** begin **

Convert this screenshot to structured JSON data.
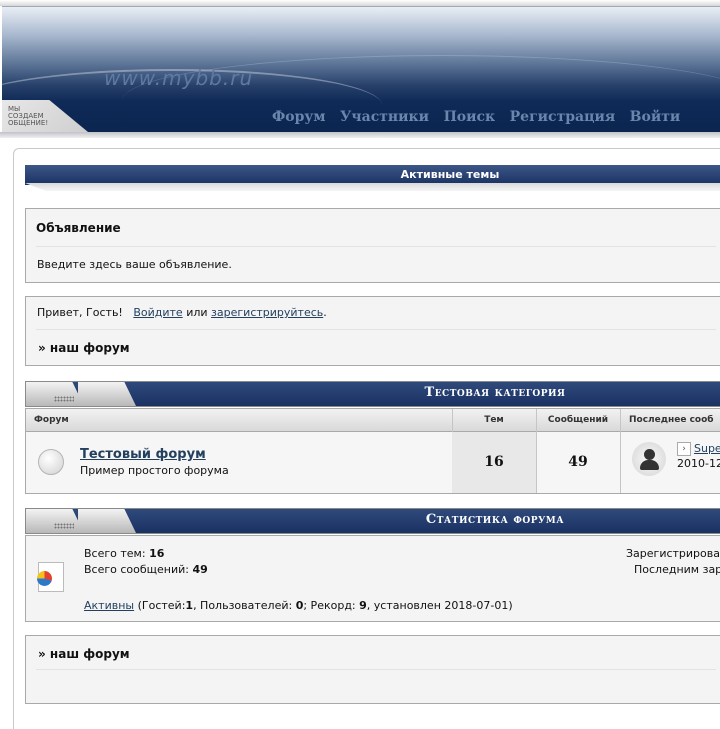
{
  "header": {
    "site_name": "www.mybb.ru",
    "slogan": "МЫ СОЗДАЕМ ОБЩЕНИЕ!",
    "nav": [
      "Форум",
      "Участники",
      "Поиск",
      "Регистрация",
      "Войти"
    ]
  },
  "active_topics": {
    "label": "Активные темы"
  },
  "announcement": {
    "title": "Объявление",
    "text": "Введите здесь ваше объявление."
  },
  "welcome": {
    "greeting": "Привет, Гость!",
    "login_link": "Войдите",
    "or": "или",
    "register_link": "зарегистрируйтесь",
    "end": ".",
    "crumb": "» наш форум"
  },
  "category": {
    "title": "Тестовая категория",
    "columns": [
      "Форум",
      "Тем",
      "Сообщений",
      "Последнее сооб"
    ],
    "forum": {
      "name": "Тестовый форум",
      "description": "Пример простого форума",
      "topics": "16",
      "posts": "49",
      "last_user": "Supe",
      "last_date": "2010-12"
    }
  },
  "stats": {
    "title": "Статистика форума",
    "topics_label": "Всего тем:",
    "topics_value": "16",
    "posts_label": "Всего сообщений:",
    "posts_value": "49",
    "registered_label": "Зарегистрирова",
    "last_registered_label": "Последним зар",
    "online_link": "Активны",
    "online_open": "(Гостей:",
    "guests": "1",
    "users_label": ", Пользователей:",
    "users": "0",
    "record_label": "; Рекорд:",
    "record": "9",
    "record_date": ", установлен 2018-07-01)"
  },
  "footer": {
    "crumb": "» наш форум"
  }
}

** end **

Repeat each entry exactly. Pictures do not belong in the copy.

## [Expected answer]
Convert this screenshot to structured JSON data.
{
  "header": {
    "site_name": "www.mybb.ru",
    "slogan": "МЫ СОЗДАЕМ ОБЩЕНИЕ!",
    "nav": [
      "Форум",
      "Участники",
      "Поиск",
      "Регистрация",
      "Войти"
    ]
  },
  "active_topics": {
    "label": "Активные темы"
  },
  "announcement": {
    "title": "Объявление",
    "text": "Введите здесь ваше объявление."
  },
  "welcome": {
    "greeting": "Привет, Гость!",
    "login_link": "Войдите",
    "or": "или",
    "register_link": "зарегистрируйтесь",
    "end": ".",
    "crumb": "» наш форум"
  },
  "category": {
    "title": "Тестовая категория",
    "columns": [
      "Форум",
      "Тем",
      "Сообщений",
      "Последнее сооб"
    ],
    "forum": {
      "name": "Тестовый форум",
      "description": "Пример простого форума",
      "topics": "16",
      "posts": "49",
      "last_user": "Supe",
      "last_date": "2010-12"
    }
  },
  "stats": {
    "title": "Статистика форума",
    "topics_label": "Всего тем:",
    "topics_value": "16",
    "posts_label": "Всего сообщений:",
    "posts_value": "49",
    "registered_label": "Зарегистрирова",
    "last_registered_label": "Последним зар",
    "online_link": "Активны",
    "online_open": "(Гостей:",
    "guests": "1",
    "users_label": ", Пользователей:",
    "users": "0",
    "record_label": "; Рекорд:",
    "record": "9",
    "record_date": ", установлен 2018-07-01)"
  },
  "footer": {
    "crumb": "» наш форум"
  }
}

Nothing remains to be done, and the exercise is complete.